> _GOAL_:
Give the data below again exactly as written, without its pictures.

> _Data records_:
::::

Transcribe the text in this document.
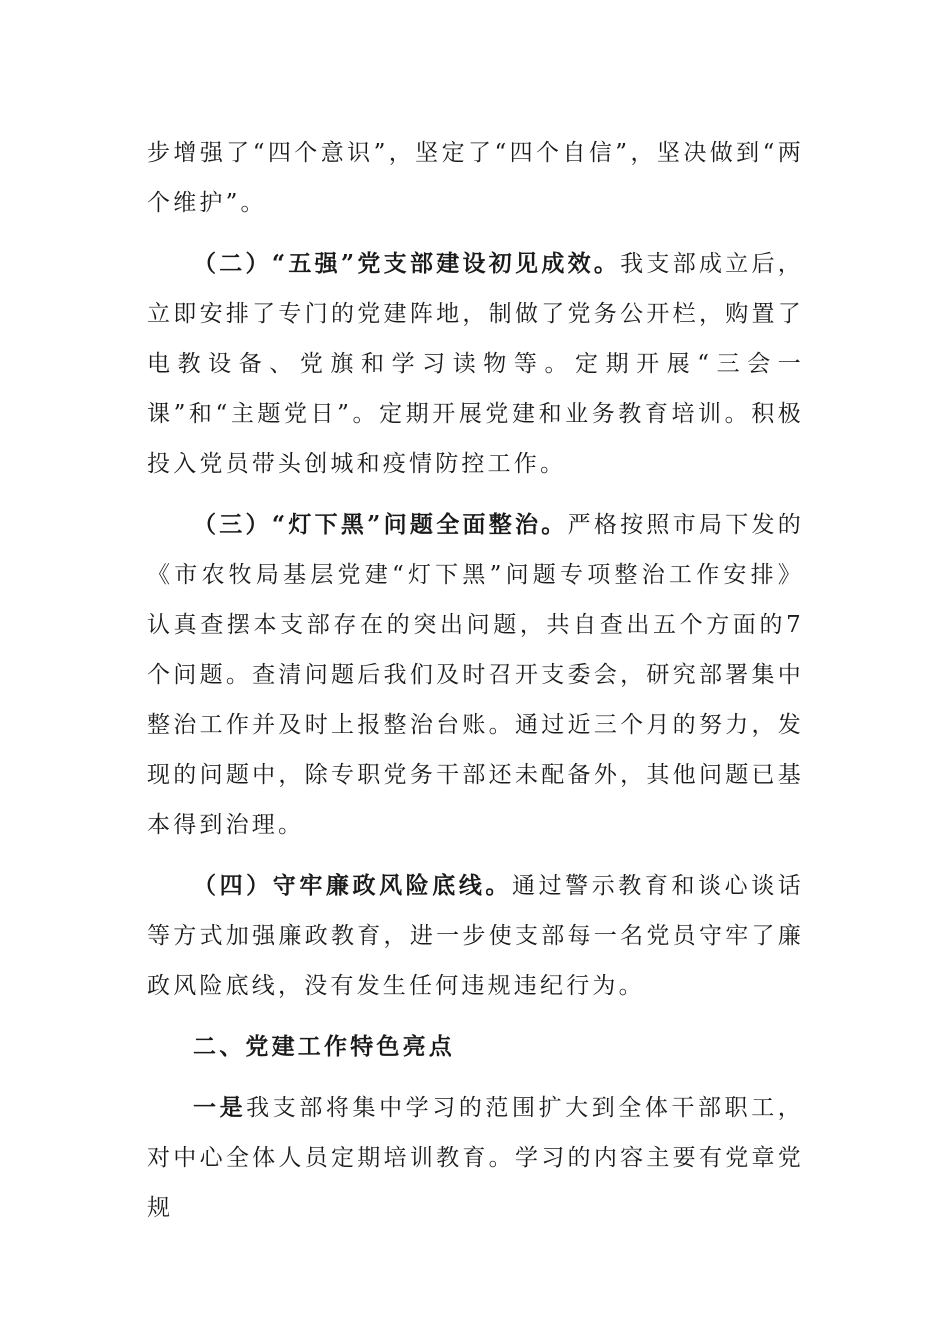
步增强了“四个意识”，坚定了“四个自信”，坚决做到“两个维护”。

（二）“五强”党支部建设初见成效。我支部成立后，立即安排了专门的党建阵地，制做了党务公开栏，购置了电教设备、党旗和学习读物等。定期开展“三会一课”和“主题党日”。定期开展党建和业务教育培训。积极投入党员带头创城和疫情防控工作。

（三）“灯下黑”问题全面整治。严格按照市局下发的《市农牧局基层党建“灯下黑”问题专项整治工作安排》认真查摆本支部存在的突出问题，共自查出五个方面的7个问题。查清问题后我们及时召开支委会，研究部署集中整治工作并及时上报整治台账。通过近三个月的努力，发现的问题中，除专职党务干部还未配备外，其他问题已基本得到治理。

（四）守牢廉政风险底线。通过警示教育和谈心谈话等方式加强廉政教育，进一步使支部每一名党员守牢了廉政风险底线，没有发生任何违规违纪行为。

二、党建工作特色亮点

一是我支部将集中学习的范围扩大到全体干部职工，对中心全体人员定期培训教育。学习的内容主要有党章党规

::::

> _SOLUTION TO THE EXERCISE_:
Transcribe the text in this document.
步增强了“四个意识”，坚定了“四个自信”，坚决做到“两个维护”。

（二）“五强”党支部建设初见成效。我支部成立后，立即安排了专门的党建阵地，制做了党务公开栏，购置了电教设备、党旗和学习读物等。定期开展“三会一课”和“主题党日”。定期开展党建和业务教育培训。积极投入党员带头创城和疫情防控工作。

（三）“灯下黑”问题全面整治。严格按照市局下发的《市农牧局基层党建“灯下黑”问题专项整治工作安排》认真查摆本支部存在的突出问题，共自查出五个方面的7个问题。查清问题后我们及时召开支委会，研究部署集中整治工作并及时上报整治台账。通过近三个月的努力，发现的问题中，除专职党务干部还未配备外，其他问题已基本得到治理。

（四）守牢廉政风险底线。通过警示教育和谈心谈话等方式加强廉政教育，进一步使支部每一名党员守牢了廉政风险底线，没有发生任何违规违纪行为。

二、党建工作特色亮点

一是我支部将集中学习的范围扩大到全体干部职工，对中心全体人员定期培训教育。学习的内容主要有党章党规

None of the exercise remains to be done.